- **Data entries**

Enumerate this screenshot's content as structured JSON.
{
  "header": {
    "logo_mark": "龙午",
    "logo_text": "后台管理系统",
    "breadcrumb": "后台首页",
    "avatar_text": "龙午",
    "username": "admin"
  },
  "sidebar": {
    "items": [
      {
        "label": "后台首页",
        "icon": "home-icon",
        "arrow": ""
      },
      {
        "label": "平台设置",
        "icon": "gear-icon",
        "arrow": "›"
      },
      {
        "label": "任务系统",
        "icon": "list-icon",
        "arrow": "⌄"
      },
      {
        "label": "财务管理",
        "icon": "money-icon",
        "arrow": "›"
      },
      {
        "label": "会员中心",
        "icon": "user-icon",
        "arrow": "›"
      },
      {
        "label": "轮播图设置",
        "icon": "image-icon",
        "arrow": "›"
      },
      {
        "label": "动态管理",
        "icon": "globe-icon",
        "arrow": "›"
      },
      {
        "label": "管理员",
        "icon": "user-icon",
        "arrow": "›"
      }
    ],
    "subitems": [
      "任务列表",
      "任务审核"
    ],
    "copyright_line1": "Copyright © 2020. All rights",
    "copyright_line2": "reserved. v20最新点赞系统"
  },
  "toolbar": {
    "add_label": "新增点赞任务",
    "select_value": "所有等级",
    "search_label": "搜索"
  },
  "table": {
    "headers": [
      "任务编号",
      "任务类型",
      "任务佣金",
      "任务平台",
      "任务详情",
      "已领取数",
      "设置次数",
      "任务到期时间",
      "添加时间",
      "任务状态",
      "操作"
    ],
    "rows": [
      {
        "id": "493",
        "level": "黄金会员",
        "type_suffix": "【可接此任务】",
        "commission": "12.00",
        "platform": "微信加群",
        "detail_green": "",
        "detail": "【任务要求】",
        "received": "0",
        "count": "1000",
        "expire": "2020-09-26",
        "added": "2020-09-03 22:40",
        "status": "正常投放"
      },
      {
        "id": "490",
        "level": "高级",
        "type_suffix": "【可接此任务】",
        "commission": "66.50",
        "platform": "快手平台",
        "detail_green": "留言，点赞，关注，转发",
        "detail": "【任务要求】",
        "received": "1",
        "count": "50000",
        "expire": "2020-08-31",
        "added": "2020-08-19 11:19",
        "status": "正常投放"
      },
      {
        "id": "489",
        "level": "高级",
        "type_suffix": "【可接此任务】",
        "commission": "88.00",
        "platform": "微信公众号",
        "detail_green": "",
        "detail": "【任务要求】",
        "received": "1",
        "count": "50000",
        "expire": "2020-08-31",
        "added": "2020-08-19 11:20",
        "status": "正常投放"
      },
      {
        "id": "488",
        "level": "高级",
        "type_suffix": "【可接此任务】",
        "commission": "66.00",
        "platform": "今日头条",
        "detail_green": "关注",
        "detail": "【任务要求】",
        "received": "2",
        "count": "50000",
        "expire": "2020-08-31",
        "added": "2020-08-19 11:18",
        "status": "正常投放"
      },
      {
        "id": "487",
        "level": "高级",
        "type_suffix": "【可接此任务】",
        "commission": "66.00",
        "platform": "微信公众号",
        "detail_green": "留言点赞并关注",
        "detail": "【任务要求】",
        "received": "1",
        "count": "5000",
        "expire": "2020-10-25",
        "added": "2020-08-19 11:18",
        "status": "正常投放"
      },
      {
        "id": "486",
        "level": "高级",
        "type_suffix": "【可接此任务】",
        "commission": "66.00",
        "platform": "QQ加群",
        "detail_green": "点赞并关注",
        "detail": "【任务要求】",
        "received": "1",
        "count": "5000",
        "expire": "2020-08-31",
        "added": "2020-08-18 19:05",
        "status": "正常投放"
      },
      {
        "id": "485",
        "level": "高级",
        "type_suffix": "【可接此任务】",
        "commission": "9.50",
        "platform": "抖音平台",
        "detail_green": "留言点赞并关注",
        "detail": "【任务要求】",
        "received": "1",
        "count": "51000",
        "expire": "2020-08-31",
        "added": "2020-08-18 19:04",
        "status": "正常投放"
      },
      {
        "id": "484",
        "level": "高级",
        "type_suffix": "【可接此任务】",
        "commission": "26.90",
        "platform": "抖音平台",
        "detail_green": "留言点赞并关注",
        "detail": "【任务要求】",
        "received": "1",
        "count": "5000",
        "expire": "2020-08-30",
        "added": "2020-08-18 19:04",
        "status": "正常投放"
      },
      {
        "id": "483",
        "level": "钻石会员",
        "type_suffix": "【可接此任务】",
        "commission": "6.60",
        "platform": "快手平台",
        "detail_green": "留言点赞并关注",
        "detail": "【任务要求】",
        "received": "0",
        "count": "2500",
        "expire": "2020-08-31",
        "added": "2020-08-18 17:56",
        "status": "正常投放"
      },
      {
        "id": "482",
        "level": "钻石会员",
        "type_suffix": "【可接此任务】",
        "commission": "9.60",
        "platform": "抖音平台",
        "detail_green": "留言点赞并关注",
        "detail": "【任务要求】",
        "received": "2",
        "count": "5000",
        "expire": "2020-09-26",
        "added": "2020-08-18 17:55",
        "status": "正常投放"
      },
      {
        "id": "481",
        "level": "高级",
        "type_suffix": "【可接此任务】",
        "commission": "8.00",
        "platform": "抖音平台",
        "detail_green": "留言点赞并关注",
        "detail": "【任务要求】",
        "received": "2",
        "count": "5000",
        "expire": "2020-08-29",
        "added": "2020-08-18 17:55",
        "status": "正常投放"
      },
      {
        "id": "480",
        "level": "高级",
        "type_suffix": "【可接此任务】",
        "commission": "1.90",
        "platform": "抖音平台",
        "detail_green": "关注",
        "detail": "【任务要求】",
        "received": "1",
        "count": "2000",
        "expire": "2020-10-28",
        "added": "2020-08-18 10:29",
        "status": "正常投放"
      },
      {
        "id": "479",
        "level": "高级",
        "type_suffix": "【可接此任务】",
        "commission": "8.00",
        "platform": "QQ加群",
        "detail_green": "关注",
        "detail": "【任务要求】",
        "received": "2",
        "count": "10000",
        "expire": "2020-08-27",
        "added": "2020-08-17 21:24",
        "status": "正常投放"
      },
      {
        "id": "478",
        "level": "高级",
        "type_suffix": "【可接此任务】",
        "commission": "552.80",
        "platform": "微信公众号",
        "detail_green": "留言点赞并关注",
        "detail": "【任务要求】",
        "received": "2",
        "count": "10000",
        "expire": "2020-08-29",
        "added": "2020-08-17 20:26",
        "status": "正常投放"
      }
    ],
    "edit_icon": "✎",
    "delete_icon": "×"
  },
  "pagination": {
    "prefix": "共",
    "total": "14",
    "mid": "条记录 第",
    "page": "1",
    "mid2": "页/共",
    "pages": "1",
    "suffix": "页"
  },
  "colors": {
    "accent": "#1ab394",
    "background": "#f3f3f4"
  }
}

- **What you are asked to do**
Copy out every line of the data above, exactly as given.

- **Complete answer**
Enumerate this screenshot's content as structured JSON.
{
  "header": {
    "logo_mark": "龙午",
    "logo_text": "后台管理系统",
    "breadcrumb": "后台首页",
    "avatar_text": "龙午",
    "username": "admin"
  },
  "sidebar": {
    "items": [
      {
        "label": "后台首页",
        "icon": "home-icon",
        "arrow": ""
      },
      {
        "label": "平台设置",
        "icon": "gear-icon",
        "arrow": "›"
      },
      {
        "label": "任务系统",
        "icon": "list-icon",
        "arrow": "⌄"
      },
      {
        "label": "财务管理",
        "icon": "money-icon",
        "arrow": "›"
      },
      {
        "label": "会员中心",
        "icon": "user-icon",
        "arrow": "›"
      },
      {
        "label": "轮播图设置",
        "icon": "image-icon",
        "arrow": "›"
      },
      {
        "label": "动态管理",
        "icon": "globe-icon",
        "arrow": "›"
      },
      {
        "label": "管理员",
        "icon": "user-icon",
        "arrow": "›"
      }
    ],
    "subitems": [
      "任务列表",
      "任务审核"
    ],
    "copyright_line1": "Copyright © 2020. All rights",
    "copyright_line2": "reserved. v20最新点赞系统"
  },
  "toolbar": {
    "add_label": "新增点赞任务",
    "select_value": "所有等级",
    "search_label": "搜索"
  },
  "table": {
    "headers": [
      "任务编号",
      "任务类型",
      "任务佣金",
      "任务平台",
      "任务详情",
      "已领取数",
      "设置次数",
      "任务到期时间",
      "添加时间",
      "任务状态",
      "操作"
    ],
    "rows": [
      {
        "id": "493",
        "level": "黄金会员",
        "type_suffix": "【可接此任务】",
        "commission": "12.00",
        "platform": "微信加群",
        "detail_green": "",
        "detail": "【任务要求】",
        "received": "0",
        "count": "1000",
        "expire": "2020-09-26",
        "added": "2020-09-03 22:40",
        "status": "正常投放"
      },
      {
        "id": "490",
        "level": "高级",
        "type_suffix": "【可接此任务】",
        "commission": "66.50",
        "platform": "快手平台",
        "detail_green": "留言，点赞，关注，转发",
        "detail": "【任务要求】",
        "received": "1",
        "count": "50000",
        "expire": "2020-08-31",
        "added": "2020-08-19 11:19",
        "status": "正常投放"
      },
      {
        "id": "489",
        "level": "高级",
        "type_suffix": "【可接此任务】",
        "commission": "88.00",
        "platform": "微信公众号",
        "detail_green": "",
        "detail": "【任务要求】",
        "received": "1",
        "count": "50000",
        "expire": "2020-08-31",
        "added": "2020-08-19 11:20",
        "status": "正常投放"
      },
      {
        "id": "488",
        "level": "高级",
        "type_suffix": "【可接此任务】",
        "commission": "66.00",
        "platform": "今日头条",
        "detail_green": "关注",
        "detail": "【任务要求】",
        "received": "2",
        "count": "50000",
        "expire": "2020-08-31",
        "added": "2020-08-19 11:18",
        "status": "正常投放"
      },
      {
        "id": "487",
        "level": "高级",
        "type_suffix": "【可接此任务】",
        "commission": "66.00",
        "platform": "微信公众号",
        "detail_green": "留言点赞并关注",
        "detail": "【任务要求】",
        "received": "1",
        "count": "5000",
        "expire": "2020-10-25",
        "added": "2020-08-19 11:18",
        "status": "正常投放"
      },
      {
        "id": "486",
        "level": "高级",
        "type_suffix": "【可接此任务】",
        "commission": "66.00",
        "platform": "QQ加群",
        "detail_green": "点赞并关注",
        "detail": "【任务要求】",
        "received": "1",
        "count": "5000",
        "expire": "2020-08-31",
        "added": "2020-08-18 19:05",
        "status": "正常投放"
      },
      {
        "id": "485",
        "level": "高级",
        "type_suffix": "【可接此任务】",
        "commission": "9.50",
        "platform": "抖音平台",
        "detail_green": "留言点赞并关注",
        "detail": "【任务要求】",
        "received": "1",
        "count": "51000",
        "expire": "2020-08-31",
        "added": "2020-08-18 19:04",
        "status": "正常投放"
      },
      {
        "id": "484",
        "level": "高级",
        "type_suffix": "【可接此任务】",
        "commission": "26.90",
        "platform": "抖音平台",
        "detail_green": "留言点赞并关注",
        "detail": "【任务要求】",
        "received": "1",
        "count": "5000",
        "expire": "2020-08-30",
        "added": "2020-08-18 19:04",
        "status": "正常投放"
      },
      {
        "id": "483",
        "level": "钻石会员",
        "type_suffix": "【可接此任务】",
        "commission": "6.60",
        "platform": "快手平台",
        "detail_green": "留言点赞并关注",
        "detail": "【任务要求】",
        "received": "0",
        "count": "2500",
        "expire": "2020-08-31",
        "added": "2020-08-18 17:56",
        "status": "正常投放"
      },
      {
        "id": "482",
        "level": "钻石会员",
        "type_suffix": "【可接此任务】",
        "commission": "9.60",
        "platform": "抖音平台",
        "detail_green": "留言点赞并关注",
        "detail": "【任务要求】",
        "received": "2",
        "count": "5000",
        "expire": "2020-09-26",
        "added": "2020-08-18 17:55",
        "status": "正常投放"
      },
      {
        "id": "481",
        "level": "高级",
        "type_suffix": "【可接此任务】",
        "commission": "8.00",
        "platform": "抖音平台",
        "detail_green": "留言点赞并关注",
        "detail": "【任务要求】",
        "received": "2",
        "count": "5000",
        "expire": "2020-08-29",
        "added": "2020-08-18 17:55",
        "status": "正常投放"
      },
      {
        "id": "480",
        "level": "高级",
        "type_suffix": "【可接此任务】",
        "commission": "1.90",
        "platform": "抖音平台",
        "detail_green": "关注",
        "detail": "【任务要求】",
        "received": "1",
        "count": "2000",
        "expire": "2020-10-28",
        "added": "2020-08-18 10:29",
        "status": "正常投放"
      },
      {
        "id": "479",
        "level": "高级",
        "type_suffix": "【可接此任务】",
        "commission": "8.00",
        "platform": "QQ加群",
        "detail_green": "关注",
        "detail": "【任务要求】",
        "received": "2",
        "count": "10000",
        "expire": "2020-08-27",
        "added": "2020-08-17 21:24",
        "status": "正常投放"
      },
      {
        "id": "478",
        "level": "高级",
        "type_suffix": "【可接此任务】",
        "commission": "552.80",
        "platform": "微信公众号",
        "detail_green": "留言点赞并关注",
        "detail": "【任务要求】",
        "received": "2",
        "count": "10000",
        "expire": "2020-08-29",
        "added": "2020-08-17 20:26",
        "status": "正常投放"
      }
    ],
    "edit_icon": "✎",
    "delete_icon": "×"
  },
  "pagination": {
    "prefix": "共",
    "total": "14",
    "mid": "条记录 第",
    "page": "1",
    "mid2": "页/共",
    "pages": "1",
    "suffix": "页"
  },
  "colors": {
    "accent": "#1ab394",
    "background": "#f3f3f4"
  }
}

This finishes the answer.